---------- Given entries ----------

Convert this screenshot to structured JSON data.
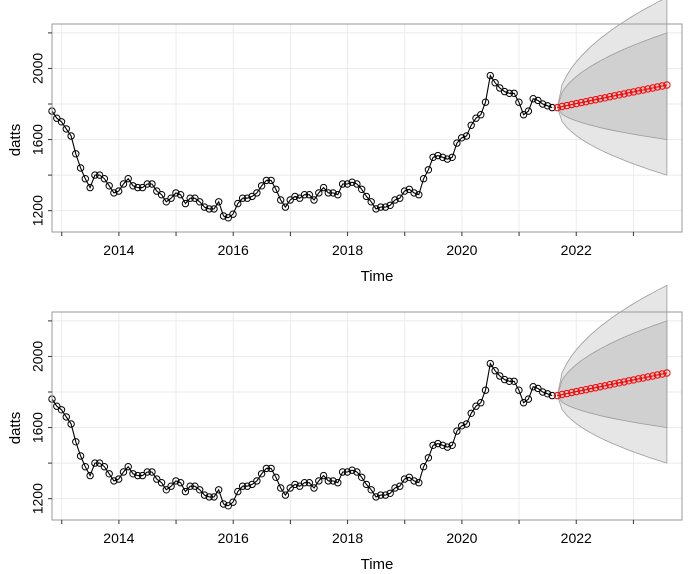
{
  "chart_data": [
    {
      "type": "line",
      "xlabel": "Time",
      "ylabel": "datts",
      "xlim": [
        2012.83,
        2023.85
      ],
      "ylim": [
        1080,
        2250
      ],
      "x_ticks": [
        2014,
        2016,
        2018,
        2020,
        2022
      ],
      "y_ticks": [
        1200,
        1600,
        2000
      ],
      "grid": true,
      "series": [
        {
          "role": "observed",
          "color": "#000000",
          "start": 2012.83,
          "frequency": 12,
          "values": [
            1760,
            1720,
            1700,
            1660,
            1620,
            1520,
            1440,
            1380,
            1330,
            1400,
            1400,
            1380,
            1340,
            1300,
            1310,
            1350,
            1380,
            1340,
            1330,
            1330,
            1350,
            1350,
            1310,
            1290,
            1250,
            1270,
            1300,
            1290,
            1240,
            1270,
            1270,
            1250,
            1220,
            1210,
            1210,
            1250,
            1170,
            1160,
            1180,
            1240,
            1270,
            1270,
            1280,
            1300,
            1340,
            1370,
            1370,
            1320,
            1260,
            1220,
            1260,
            1280,
            1270,
            1290,
            1290,
            1260,
            1300,
            1330,
            1300,
            1300,
            1290,
            1350,
            1350,
            1360,
            1350,
            1320,
            1280,
            1250,
            1210,
            1220,
            1220,
            1230,
            1260,
            1270,
            1310,
            1320,
            1300,
            1290,
            1380,
            1430,
            1500,
            1510,
            1500,
            1490,
            1500,
            1580,
            1610,
            1620,
            1680,
            1720,
            1740,
            1810,
            1960,
            1920,
            1890,
            1870,
            1860,
            1860,
            1810,
            1740,
            1760,
            1830,
            1820,
            1800,
            1790,
            1780
          ]
        },
        {
          "role": "forecast",
          "color": "#ff0000",
          "start": 2021.67,
          "frequency": 12,
          "values": [
            1780,
            1786,
            1791,
            1797,
            1802,
            1808,
            1813,
            1819,
            1824,
            1830,
            1835,
            1841,
            1846,
            1852,
            1857,
            1863,
            1868,
            1874,
            1879,
            1885,
            1890,
            1896,
            1901,
            1907
          ]
        }
      ],
      "bands": [
        {
          "level": "outer",
          "color": "#e6e6e6",
          "lower_start": 1780,
          "lower_end": 1400,
          "upper_start": 1780,
          "upper_end": 2400
        },
        {
          "level": "inner",
          "color": "#d0d0d0",
          "lower_start": 1780,
          "lower_end": 1600,
          "upper_start": 1780,
          "upper_end": 2200
        }
      ]
    },
    {
      "type": "line",
      "xlabel": "Time",
      "ylabel": "datts",
      "xlim": [
        2012.83,
        2023.85
      ],
      "ylim": [
        1080,
        2250
      ],
      "x_ticks": [
        2014,
        2016,
        2018,
        2020,
        2022
      ],
      "y_ticks": [
        1200,
        1600,
        2000
      ],
      "grid": true,
      "series": [
        {
          "role": "observed",
          "color": "#000000",
          "start": 2012.83,
          "frequency": 12,
          "values": [
            1760,
            1720,
            1700,
            1660,
            1620,
            1520,
            1440,
            1380,
            1330,
            1400,
            1400,
            1380,
            1340,
            1300,
            1310,
            1350,
            1380,
            1340,
            1330,
            1330,
            1350,
            1350,
            1310,
            1290,
            1250,
            1270,
            1300,
            1290,
            1240,
            1270,
            1270,
            1250,
            1220,
            1210,
            1210,
            1250,
            1170,
            1160,
            1180,
            1240,
            1270,
            1270,
            1280,
            1300,
            1340,
            1370,
            1370,
            1320,
            1260,
            1220,
            1260,
            1280,
            1270,
            1290,
            1290,
            1260,
            1300,
            1330,
            1300,
            1300,
            1290,
            1350,
            1350,
            1360,
            1350,
            1320,
            1280,
            1250,
            1210,
            1220,
            1220,
            1230,
            1260,
            1270,
            1310,
            1320,
            1300,
            1290,
            1380,
            1430,
            1500,
            1510,
            1500,
            1490,
            1500,
            1580,
            1610,
            1620,
            1680,
            1720,
            1740,
            1810,
            1960,
            1920,
            1890,
            1870,
            1860,
            1860,
            1810,
            1740,
            1760,
            1830,
            1820,
            1800,
            1790,
            1780
          ]
        },
        {
          "role": "forecast",
          "color": "#ff0000",
          "start": 2021.67,
          "frequency": 12,
          "values": [
            1780,
            1786,
            1791,
            1797,
            1802,
            1808,
            1813,
            1819,
            1824,
            1830,
            1835,
            1841,
            1846,
            1852,
            1857,
            1863,
            1868,
            1874,
            1879,
            1885,
            1890,
            1896,
            1901,
            1907
          ]
        }
      ],
      "bands": [
        {
          "level": "outer",
          "color": "#e6e6e6",
          "lower_start": 1780,
          "lower_end": 1400,
          "upper_start": 1780,
          "upper_end": 2400
        },
        {
          "level": "inner",
          "color": "#d0d0d0",
          "lower_start": 1780,
          "lower_end": 1600,
          "upper_start": 1780,
          "upper_end": 2200
        }
      ]
    }
  ]
}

----------

Set problem:
Omit the pictures. Transcribe every record exactly.

Exercise solution:
Convert this screenshot to structured JSON data.
{
  "chart_data": [
    {
      "type": "line",
      "xlabel": "Time",
      "ylabel": "datts",
      "xlim": [
        2012.83,
        2023.85
      ],
      "ylim": [
        1080,
        2250
      ],
      "x_ticks": [
        2014,
        2016,
        2018,
        2020,
        2022
      ],
      "y_ticks": [
        1200,
        1600,
        2000
      ],
      "grid": true,
      "series": [
        {
          "role": "observed",
          "color": "#000000",
          "start": 2012.83,
          "frequency": 12,
          "values": [
            1760,
            1720,
            1700,
            1660,
            1620,
            1520,
            1440,
            1380,
            1330,
            1400,
            1400,
            1380,
            1340,
            1300,
            1310,
            1350,
            1380,
            1340,
            1330,
            1330,
            1350,
            1350,
            1310,
            1290,
            1250,
            1270,
            1300,
            1290,
            1240,
            1270,
            1270,
            1250,
            1220,
            1210,
            1210,
            1250,
            1170,
            1160,
            1180,
            1240,
            1270,
            1270,
            1280,
            1300,
            1340,
            1370,
            1370,
            1320,
            1260,
            1220,
            1260,
            1280,
            1270,
            1290,
            1290,
            1260,
            1300,
            1330,
            1300,
            1300,
            1290,
            1350,
            1350,
            1360,
            1350,
            1320,
            1280,
            1250,
            1210,
            1220,
            1220,
            1230,
            1260,
            1270,
            1310,
            1320,
            1300,
            1290,
            1380,
            1430,
            1500,
            1510,
            1500,
            1490,
            1500,
            1580,
            1610,
            1620,
            1680,
            1720,
            1740,
            1810,
            1960,
            1920,
            1890,
            1870,
            1860,
            1860,
            1810,
            1740,
            1760,
            1830,
            1820,
            1800,
            1790,
            1780
          ]
        },
        {
          "role": "forecast",
          "color": "#ff0000",
          "start": 2021.67,
          "frequency": 12,
          "values": [
            1780,
            1786,
            1791,
            1797,
            1802,
            1808,
            1813,
            1819,
            1824,
            1830,
            1835,
            1841,
            1846,
            1852,
            1857,
            1863,
            1868,
            1874,
            1879,
            1885,
            1890,
            1896,
            1901,
            1907
          ]
        }
      ],
      "bands": [
        {
          "level": "outer",
          "color": "#e6e6e6",
          "lower_start": 1780,
          "lower_end": 1400,
          "upper_start": 1780,
          "upper_end": 2400
        },
        {
          "level": "inner",
          "color": "#d0d0d0",
          "lower_start": 1780,
          "lower_end": 1600,
          "upper_start": 1780,
          "upper_end": 2200
        }
      ]
    },
    {
      "type": "line",
      "xlabel": "Time",
      "ylabel": "datts",
      "xlim": [
        2012.83,
        2023.85
      ],
      "ylim": [
        1080,
        2250
      ],
      "x_ticks": [
        2014,
        2016,
        2018,
        2020,
        2022
      ],
      "y_ticks": [
        1200,
        1600,
        2000
      ],
      "grid": true,
      "series": [
        {
          "role": "observed",
          "color": "#000000",
          "start": 2012.83,
          "frequency": 12,
          "values": [
            1760,
            1720,
            1700,
            1660,
            1620,
            1520,
            1440,
            1380,
            1330,
            1400,
            1400,
            1380,
            1340,
            1300,
            1310,
            1350,
            1380,
            1340,
            1330,
            1330,
            1350,
            1350,
            1310,
            1290,
            1250,
            1270,
            1300,
            1290,
            1240,
            1270,
            1270,
            1250,
            1220,
            1210,
            1210,
            1250,
            1170,
            1160,
            1180,
            1240,
            1270,
            1270,
            1280,
            1300,
            1340,
            1370,
            1370,
            1320,
            1260,
            1220,
            1260,
            1280,
            1270,
            1290,
            1290,
            1260,
            1300,
            1330,
            1300,
            1300,
            1290,
            1350,
            1350,
            1360,
            1350,
            1320,
            1280,
            1250,
            1210,
            1220,
            1220,
            1230,
            1260,
            1270,
            1310,
            1320,
            1300,
            1290,
            1380,
            1430,
            1500,
            1510,
            1500,
            1490,
            1500,
            1580,
            1610,
            1620,
            1680,
            1720,
            1740,
            1810,
            1960,
            1920,
            1890,
            1870,
            1860,
            1860,
            1810,
            1740,
            1760,
            1830,
            1820,
            1800,
            1790,
            1780
          ]
        },
        {
          "role": "forecast",
          "color": "#ff0000",
          "start": 2021.67,
          "frequency": 12,
          "values": [
            1780,
            1786,
            1791,
            1797,
            1802,
            1808,
            1813,
            1819,
            1824,
            1830,
            1835,
            1841,
            1846,
            1852,
            1857,
            1863,
            1868,
            1874,
            1879,
            1885,
            1890,
            1896,
            1901,
            1907
          ]
        }
      ],
      "bands": [
        {
          "level": "outer",
          "color": "#e6e6e6",
          "lower_start": 1780,
          "lower_end": 1400,
          "upper_start": 1780,
          "upper_end": 2400
        },
        {
          "level": "inner",
          "color": "#d0d0d0",
          "lower_start": 1780,
          "lower_end": 1600,
          "upper_start": 1780,
          "upper_end": 2200
        }
      ]
    }
  ]
}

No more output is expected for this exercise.